Part of a data file
===

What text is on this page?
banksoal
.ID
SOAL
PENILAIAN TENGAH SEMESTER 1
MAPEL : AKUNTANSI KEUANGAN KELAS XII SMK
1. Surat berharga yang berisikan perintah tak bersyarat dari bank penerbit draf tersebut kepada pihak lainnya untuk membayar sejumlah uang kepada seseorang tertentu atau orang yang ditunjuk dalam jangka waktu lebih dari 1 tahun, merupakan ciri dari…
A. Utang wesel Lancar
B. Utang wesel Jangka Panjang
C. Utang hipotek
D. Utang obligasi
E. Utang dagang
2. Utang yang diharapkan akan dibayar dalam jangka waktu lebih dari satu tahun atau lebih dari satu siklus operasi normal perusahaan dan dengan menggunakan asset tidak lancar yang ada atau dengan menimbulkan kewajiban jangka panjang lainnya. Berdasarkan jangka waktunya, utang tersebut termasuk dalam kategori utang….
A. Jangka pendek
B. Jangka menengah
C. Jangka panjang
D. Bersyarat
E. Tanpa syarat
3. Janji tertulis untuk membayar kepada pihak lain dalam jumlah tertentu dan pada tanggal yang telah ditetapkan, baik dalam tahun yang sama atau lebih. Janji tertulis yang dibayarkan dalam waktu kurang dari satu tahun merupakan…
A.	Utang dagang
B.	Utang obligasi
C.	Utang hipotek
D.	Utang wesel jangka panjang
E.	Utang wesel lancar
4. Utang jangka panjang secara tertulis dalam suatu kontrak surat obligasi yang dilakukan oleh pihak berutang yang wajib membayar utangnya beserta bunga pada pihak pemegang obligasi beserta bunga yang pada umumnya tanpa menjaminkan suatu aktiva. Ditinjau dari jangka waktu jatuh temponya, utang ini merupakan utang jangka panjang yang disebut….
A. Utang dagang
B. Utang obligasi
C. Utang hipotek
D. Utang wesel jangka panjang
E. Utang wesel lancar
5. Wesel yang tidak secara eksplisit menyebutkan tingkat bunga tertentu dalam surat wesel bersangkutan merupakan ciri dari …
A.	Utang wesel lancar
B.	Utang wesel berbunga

===

### What you should do:
Extract all of the data shown above and repeat it verbatim.

### Solution:
What text is on this page?
banksoal
.ID
SOAL
PENILAIAN TENGAH SEMESTER 1
MAPEL : AKUNTANSI KEUANGAN KELAS XII SMK
1. Surat berharga yang berisikan perintah tak bersyarat dari bank penerbit draf tersebut kepada pihak lainnya untuk membayar sejumlah uang kepada seseorang tertentu atau orang yang ditunjuk dalam jangka waktu lebih dari 1 tahun, merupakan ciri dari…
A. Utang wesel Lancar
B. Utang wesel Jangka Panjang
C. Utang hipotek
D. Utang obligasi
E. Utang dagang
2. Utang yang diharapkan akan dibayar dalam jangka waktu lebih dari satu tahun atau lebih dari satu siklus operasi normal perusahaan dan dengan menggunakan asset tidak lancar yang ada atau dengan menimbulkan kewajiban jangka panjang lainnya. Berdasarkan jangka waktunya, utang tersebut termasuk dalam kategori utang….
A. Jangka pendek
B. Jangka menengah
C. Jangka panjang
D. Bersyarat
E. Tanpa syarat
3. Janji tertulis untuk membayar kepada pihak lain dalam jumlah tertentu dan pada tanggal yang telah ditetapkan, baik dalam tahun yang sama atau lebih. Janji tertulis yang dibayarkan dalam waktu kurang dari satu tahun merupakan…
A.	Utang dagang
B.	Utang obligasi
C.	Utang hipotek
D.	Utang wesel jangka panjang
E.	Utang wesel lancar
4. Utang jangka panjang secara tertulis dalam suatu kontrak surat obligasi yang dilakukan oleh pihak berutang yang wajib membayar utangnya beserta bunga pada pihak pemegang obligasi beserta bunga yang pada umumnya tanpa menjaminkan suatu aktiva. Ditinjau dari jangka waktu jatuh temponya, utang ini merupakan utang jangka panjang yang disebut….
A. Utang dagang
B. Utang obligasi
C. Utang hipotek
D. Utang wesel jangka panjang
E. Utang wesel lancar
5. Wesel yang tidak secara eksplisit menyebutkan tingkat bunga tertentu dalam surat wesel bersangkutan merupakan ciri dari …
A.	Utang wesel lancar
B.	Utang wesel berbunga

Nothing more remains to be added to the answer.